### Data provided
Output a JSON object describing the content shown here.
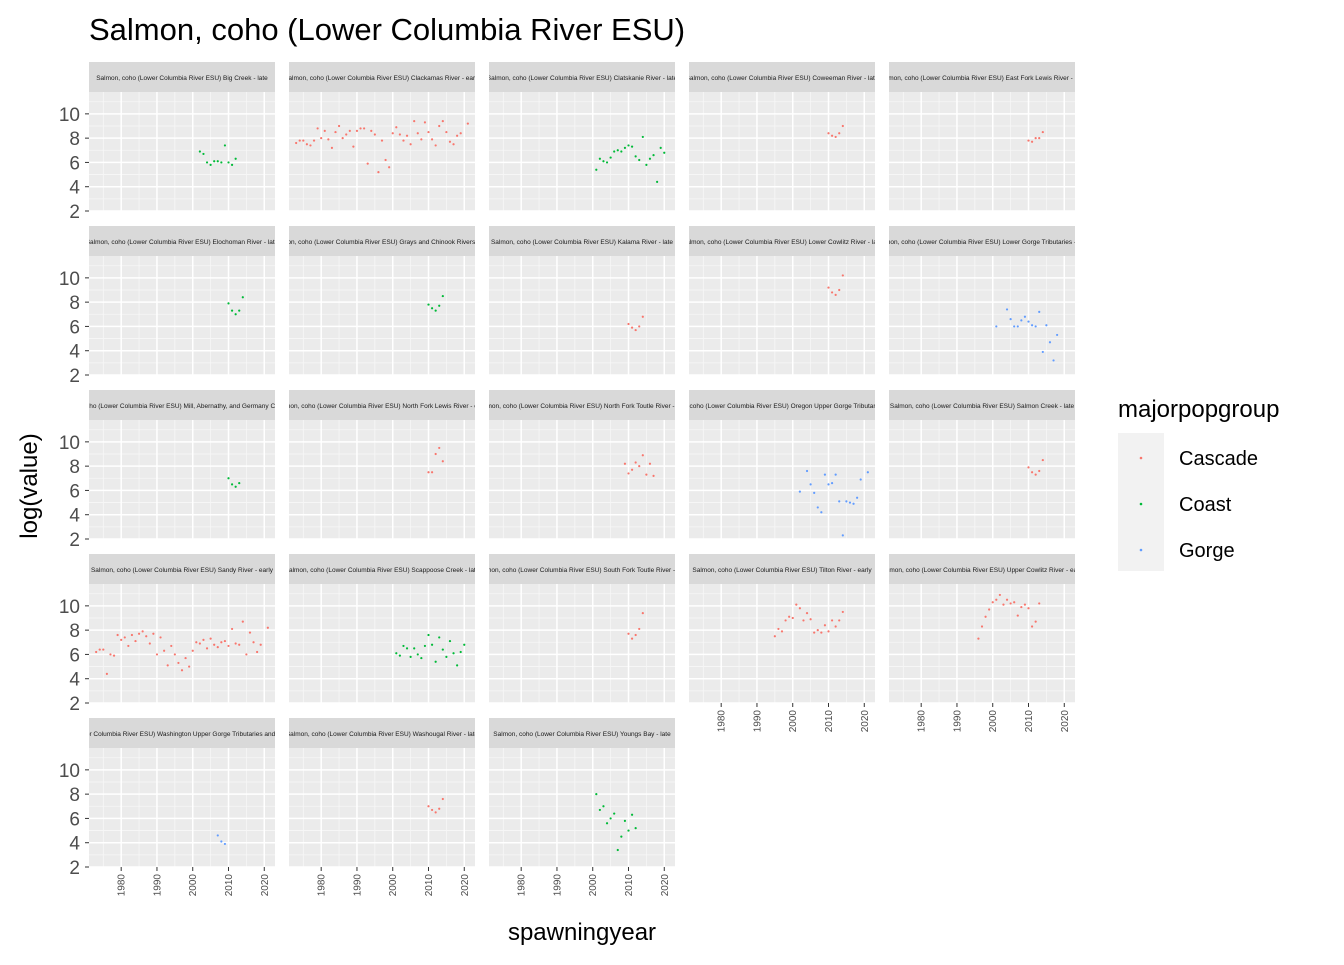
{
  "chart_data": {
    "type": "scatter",
    "title": "Salmon, coho (Lower Columbia River ESU)",
    "xlabel": "spawningyear",
    "ylabel": "log(value)",
    "xlim": [
      1971,
      2023
    ],
    "ylim": [
      2,
      11.8
    ],
    "xticks": [
      1980,
      1990,
      2000,
      2010,
      2020
    ],
    "yticks": [
      2,
      4,
      6,
      8,
      10
    ],
    "legend": {
      "title": "majorpopgroup",
      "position": "right",
      "entries": [
        {
          "name": "Cascade",
          "color": "#F8766D"
        },
        {
          "name": "Coast",
          "color": "#00BA38"
        },
        {
          "name": "Gorge",
          "color": "#619CFF"
        }
      ]
    },
    "facets": [
      {
        "label": "Salmon, coho (Lower Columbia River ESU) Big Creek - late",
        "group": "Coast",
        "x": [
          2002,
          2003,
          2004,
          2005,
          2006,
          2007,
          2008,
          2009,
          2010,
          2011,
          2012
        ],
        "y": [
          6.9,
          6.7,
          6.0,
          5.8,
          6.1,
          6.1,
          6.0,
          7.4,
          6.0,
          5.8,
          6.3
        ]
      },
      {
        "label": "Salmon, coho (Lower Columbia River ESU) Clackamas River - early",
        "group": "Cascade",
        "x": [
          1973,
          1974,
          1975,
          1976,
          1977,
          1978,
          1979,
          1980,
          1981,
          1982,
          1983,
          1984,
          1985,
          1986,
          1987,
          1988,
          1989,
          1990,
          1991,
          1992,
          1993,
          1994,
          1995,
          1996,
          1997,
          1998,
          1999,
          2000,
          2001,
          2002,
          2003,
          2004,
          2005,
          2006,
          2007,
          2008,
          2009,
          2010,
          2011,
          2012,
          2013,
          2014,
          2015,
          2016,
          2017,
          2018,
          2019,
          2021
        ],
        "y": [
          7.6,
          7.8,
          7.8,
          7.5,
          7.4,
          7.8,
          8.8,
          8.0,
          8.6,
          7.9,
          7.2,
          8.5,
          9.0,
          8.0,
          8.3,
          8.6,
          7.3,
          8.6,
          8.8,
          8.8,
          5.9,
          8.6,
          8.3,
          5.2,
          7.8,
          6.2,
          5.6,
          8.4,
          8.9,
          8.3,
          7.8,
          8.2,
          7.5,
          9.4,
          8.4,
          7.9,
          9.3,
          8.5,
          7.9,
          7.4,
          9.0,
          9.4,
          8.5,
          7.7,
          7.5,
          8.2,
          8.4,
          9.2
        ]
      },
      {
        "label": "Salmon, coho (Lower Columbia River ESU) Clatskanie River - late",
        "group": "Coast",
        "x": [
          2001,
          2002,
          2003,
          2004,
          2005,
          2006,
          2007,
          2008,
          2009,
          2010,
          2011,
          2012,
          2013,
          2014,
          2015,
          2016,
          2017,
          2018,
          2019,
          2020
        ],
        "y": [
          5.4,
          6.3,
          6.1,
          6.0,
          6.4,
          6.9,
          7.0,
          6.9,
          7.2,
          7.4,
          7.3,
          6.5,
          6.2,
          8.1,
          5.8,
          6.3,
          6.6,
          4.4,
          7.2,
          6.8
        ]
      },
      {
        "label": "Salmon, coho (Lower Columbia River ESU) Coweeman River - late",
        "group": "Cascade",
        "x": [
          2010,
          2011,
          2012,
          2013,
          2014
        ],
        "y": [
          8.4,
          8.2,
          8.1,
          8.4,
          9.0
        ]
      },
      {
        "label": "Salmon, coho (Lower Columbia River ESU) East Fork Lewis River - late",
        "group": "Cascade",
        "x": [
          2010,
          2011,
          2012,
          2013,
          2014
        ],
        "y": [
          7.8,
          7.7,
          8.0,
          8.0,
          8.5
        ]
      },
      {
        "label": "Salmon, coho (Lower Columbia River ESU) Elochoman River - late",
        "group": "Coast",
        "x": [
          2010,
          2011,
          2012,
          2013,
          2014
        ],
        "y": [
          7.9,
          7.3,
          7.0,
          7.3,
          8.4
        ]
      },
      {
        "label": "Salmon, coho (Lower Columbia River ESU) Grays and Chinook Rivers - late",
        "group": "Coast",
        "x": [
          2010,
          2011,
          2012,
          2013,
          2014
        ],
        "y": [
          7.8,
          7.5,
          7.3,
          7.7,
          8.5
        ]
      },
      {
        "label": "Salmon, coho (Lower Columbia River ESU) Kalama River - late",
        "group": "Cascade",
        "x": [
          2010,
          2011,
          2012,
          2013,
          2014
        ],
        "y": [
          6.2,
          5.9,
          5.7,
          6.0,
          6.8
        ]
      },
      {
        "label": "Salmon, coho (Lower Columbia River ESU) Lower Cowlitz River - late",
        "group": "Cascade",
        "x": [
          2010,
          2011,
          2012,
          2013,
          2014
        ],
        "y": [
          9.2,
          8.8,
          8.6,
          9.0,
          10.2
        ]
      },
      {
        "label": "Salmon, coho (Lower Columbia River ESU) Lower Gorge Tributaries - late",
        "group": "Gorge",
        "x": [
          2001,
          2004,
          2005,
          2006,
          2007,
          2008,
          2009,
          2010,
          2011,
          2012,
          2013,
          2014,
          2015,
          2016,
          2017,
          2018
        ],
        "y": [
          6.0,
          7.4,
          6.6,
          6.0,
          6.0,
          6.5,
          6.8,
          6.4,
          6.1,
          6.0,
          7.2,
          3.9,
          6.1,
          4.7,
          3.2,
          5.3
        ]
      },
      {
        "label": "Salmon, coho (Lower Columbia River ESU) Mill, Abernathy, and Germany Creeks - late",
        "group": "Coast",
        "x": [
          2010,
          2011,
          2012,
          2013
        ],
        "y": [
          7.0,
          6.5,
          6.3,
          6.6
        ]
      },
      {
        "label": "Salmon, coho (Lower Columbia River ESU) North Fork Lewis River - early",
        "group": "Cascade",
        "x": [
          2010,
          2011,
          2012,
          2013,
          2014
        ],
        "y": [
          7.5,
          7.5,
          9.0,
          9.5,
          8.4
        ]
      },
      {
        "label": "Salmon, coho (Lower Columbia River ESU) North Fork Toutle River - late",
        "group": "Cascade",
        "x": [
          2009,
          2010,
          2011,
          2012,
          2013,
          2014,
          2015,
          2016,
          2017
        ],
        "y": [
          8.2,
          7.4,
          7.7,
          8.3,
          8.0,
          8.9,
          7.3,
          8.2,
          7.2
        ]
      },
      {
        "label": "Salmon, coho (Lower Columbia River ESU) Oregon Upper Gorge Tributaries - late",
        "group": "Gorge",
        "x": [
          2002,
          2004,
          2005,
          2006,
          2007,
          2008,
          2009,
          2010,
          2011,
          2012,
          2013,
          2014,
          2015,
          2016,
          2017,
          2018,
          2019,
          2021
        ],
        "y": [
          5.9,
          7.6,
          6.5,
          5.8,
          4.6,
          4.2,
          7.3,
          6.5,
          6.6,
          7.3,
          5.1,
          2.3,
          5.1,
          5.0,
          4.9,
          5.4,
          6.9,
          7.5
        ]
      },
      {
        "label": "Salmon, coho (Lower Columbia River ESU) Salmon Creek - late",
        "group": "Cascade",
        "x": [
          2010,
          2011,
          2012,
          2013,
          2014
        ],
        "y": [
          7.9,
          7.5,
          7.3,
          7.6,
          8.5
        ]
      },
      {
        "label": "Salmon, coho (Lower Columbia River ESU) Sandy River - early",
        "group": "Cascade",
        "x": [
          1973,
          1974,
          1975,
          1976,
          1977,
          1978,
          1979,
          1980,
          1981,
          1982,
          1983,
          1984,
          1985,
          1986,
          1987,
          1988,
          1989,
          1990,
          1991,
          1992,
          1993,
          1994,
          1995,
          1996,
          1997,
          1998,
          1999,
          2000,
          2001,
          2002,
          2003,
          2004,
          2005,
          2006,
          2007,
          2008,
          2009,
          2010,
          2011,
          2012,
          2013,
          2014,
          2015,
          2016,
          2017,
          2018,
          2019,
          2021
        ],
        "y": [
          6.2,
          6.4,
          6.4,
          4.4,
          6.0,
          5.9,
          7.6,
          7.2,
          7.4,
          6.7,
          7.6,
          7.1,
          7.7,
          7.9,
          7.5,
          6.9,
          7.7,
          6.0,
          7.4,
          6.3,
          5.1,
          6.7,
          6.0,
          5.3,
          4.7,
          5.7,
          5.0,
          6.3,
          7.0,
          6.9,
          7.2,
          6.5,
          7.3,
          6.8,
          6.6,
          7.0,
          7.1,
          6.7,
          8.1,
          6.9,
          6.8,
          8.7,
          6.0,
          7.8,
          7.0,
          6.2,
          6.8,
          8.2
        ]
      },
      {
        "label": "Salmon, coho (Lower Columbia River ESU) Scappoose Creek - late",
        "group": "Coast",
        "x": [
          2001,
          2002,
          2003,
          2004,
          2005,
          2006,
          2007,
          2008,
          2009,
          2010,
          2011,
          2012,
          2013,
          2014,
          2015,
          2016,
          2017,
          2018,
          2019,
          2020
        ],
        "y": [
          6.1,
          5.9,
          6.7,
          6.5,
          5.8,
          6.5,
          6.0,
          5.7,
          6.7,
          7.6,
          6.8,
          5.4,
          7.4,
          6.4,
          5.8,
          7.1,
          6.1,
          5.1,
          6.2,
          6.8
        ]
      },
      {
        "label": "Salmon, coho (Lower Columbia River ESU) South Fork Toutle River - late",
        "group": "Cascade",
        "x": [
          2010,
          2011,
          2012,
          2013,
          2014
        ],
        "y": [
          7.7,
          7.3,
          7.6,
          8.1,
          9.4
        ]
      },
      {
        "label": "Salmon, coho (Lower Columbia River ESU) Tilton River - early",
        "group": "Cascade",
        "x": [
          1995,
          1996,
          1997,
          1998,
          1999,
          2000,
          2001,
          2002,
          2003,
          2004,
          2005,
          2006,
          2007,
          2008,
          2009,
          2010,
          2011,
          2012,
          2013,
          2014
        ],
        "y": [
          7.5,
          8.1,
          7.9,
          8.8,
          9.1,
          9.0,
          10.1,
          9.8,
          8.8,
          9.4,
          8.9,
          7.8,
          8.0,
          7.8,
          8.4,
          7.9,
          8.8,
          8.3,
          8.8,
          9.5
        ]
      },
      {
        "label": "Salmon, coho (Lower Columbia River ESU) Upper Cowlitz River - early",
        "group": "Cascade",
        "x": [
          1996,
          1997,
          1998,
          1999,
          2000,
          2001,
          2002,
          2003,
          2004,
          2005,
          2006,
          2007,
          2008,
          2009,
          2010,
          2011,
          2012,
          2013
        ],
        "y": [
          7.3,
          8.3,
          9.1,
          9.7,
          10.3,
          10.5,
          10.9,
          10.1,
          10.5,
          10.2,
          10.3,
          9.2,
          9.9,
          10.1,
          9.8,
          8.3,
          8.7,
          10.2
        ]
      },
      {
        "label": "Salmon, coho (Lower Columbia River ESU) Washington Upper Gorge Tributaries and White Salmon - late",
        "group": "Gorge",
        "x": [
          2007,
          2008,
          2009
        ],
        "y": [
          4.6,
          4.1,
          3.9
        ]
      },
      {
        "label": "Salmon, coho (Lower Columbia River ESU) Washougal River - late",
        "group": "Cascade",
        "x": [
          2010,
          2011,
          2012,
          2013,
          2014
        ],
        "y": [
          7.0,
          6.7,
          6.5,
          6.8,
          7.6
        ]
      },
      {
        "label": "Salmon, coho (Lower Columbia River ESU) Youngs Bay - late",
        "group": "Coast",
        "x": [
          2001,
          2002,
          2003,
          2004,
          2005,
          2006,
          2007,
          2008,
          2009,
          2010,
          2011,
          2012
        ],
        "y": [
          8.0,
          6.7,
          7.0,
          5.6,
          6.0,
          6.4,
          3.4,
          4.5,
          5.8,
          5.0,
          6.3,
          5.2
        ]
      }
    ]
  }
}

### Exercise description
Show all lines from the listing above in which "Toutle" appears.

### Output of the exercise
        "label": "Salmon, coho (Lower Columbia River ESU) North Fork Toutle River - late",
        "label": "Salmon, coho (Lower Columbia River ESU) South Fork Toutle River - late",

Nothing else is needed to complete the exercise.